Goal: Give the count of lines in the data that include "Time", with no other words.

[Figure data in JSON]
************

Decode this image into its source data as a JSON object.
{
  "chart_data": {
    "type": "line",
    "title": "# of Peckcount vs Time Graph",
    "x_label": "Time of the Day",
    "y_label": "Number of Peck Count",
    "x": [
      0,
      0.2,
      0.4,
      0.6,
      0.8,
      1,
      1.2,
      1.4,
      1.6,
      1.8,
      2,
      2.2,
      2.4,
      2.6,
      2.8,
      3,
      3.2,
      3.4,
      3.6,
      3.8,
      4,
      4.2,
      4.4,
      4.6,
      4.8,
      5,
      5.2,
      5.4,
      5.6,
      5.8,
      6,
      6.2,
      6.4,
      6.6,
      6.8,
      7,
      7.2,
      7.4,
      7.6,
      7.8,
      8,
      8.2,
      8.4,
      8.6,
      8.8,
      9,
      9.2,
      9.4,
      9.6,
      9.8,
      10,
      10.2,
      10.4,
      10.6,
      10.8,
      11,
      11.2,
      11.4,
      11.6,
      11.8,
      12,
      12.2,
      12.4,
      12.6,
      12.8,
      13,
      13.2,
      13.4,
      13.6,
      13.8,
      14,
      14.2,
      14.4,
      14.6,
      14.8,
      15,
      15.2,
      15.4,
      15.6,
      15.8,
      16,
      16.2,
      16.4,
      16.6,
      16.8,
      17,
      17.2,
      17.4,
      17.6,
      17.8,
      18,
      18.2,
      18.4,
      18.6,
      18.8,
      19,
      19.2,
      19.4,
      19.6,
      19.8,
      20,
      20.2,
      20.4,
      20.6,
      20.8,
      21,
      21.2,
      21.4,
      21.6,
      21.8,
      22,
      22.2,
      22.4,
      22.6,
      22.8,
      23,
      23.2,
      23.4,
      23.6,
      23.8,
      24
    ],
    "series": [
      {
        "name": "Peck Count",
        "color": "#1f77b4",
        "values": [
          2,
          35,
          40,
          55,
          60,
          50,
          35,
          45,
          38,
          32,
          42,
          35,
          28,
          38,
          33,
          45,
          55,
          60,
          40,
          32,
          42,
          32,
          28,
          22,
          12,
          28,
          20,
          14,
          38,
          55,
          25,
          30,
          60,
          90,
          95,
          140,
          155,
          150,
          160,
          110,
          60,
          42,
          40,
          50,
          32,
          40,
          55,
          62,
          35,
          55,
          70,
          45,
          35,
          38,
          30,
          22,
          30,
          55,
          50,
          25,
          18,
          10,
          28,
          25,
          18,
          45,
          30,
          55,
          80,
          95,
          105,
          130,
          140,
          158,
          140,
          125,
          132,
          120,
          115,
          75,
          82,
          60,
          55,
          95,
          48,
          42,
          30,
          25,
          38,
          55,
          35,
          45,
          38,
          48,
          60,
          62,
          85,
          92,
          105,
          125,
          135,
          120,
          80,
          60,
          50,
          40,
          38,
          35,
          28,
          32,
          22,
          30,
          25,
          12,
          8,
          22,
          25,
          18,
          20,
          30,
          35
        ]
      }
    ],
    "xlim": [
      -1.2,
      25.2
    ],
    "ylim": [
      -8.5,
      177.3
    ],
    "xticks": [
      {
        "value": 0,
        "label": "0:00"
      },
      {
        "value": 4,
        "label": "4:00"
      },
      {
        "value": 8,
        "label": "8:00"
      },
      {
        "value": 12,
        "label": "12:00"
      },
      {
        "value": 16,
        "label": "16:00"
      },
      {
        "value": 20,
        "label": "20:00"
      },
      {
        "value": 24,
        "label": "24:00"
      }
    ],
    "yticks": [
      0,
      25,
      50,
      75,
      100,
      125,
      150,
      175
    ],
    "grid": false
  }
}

************

Answer in full: 2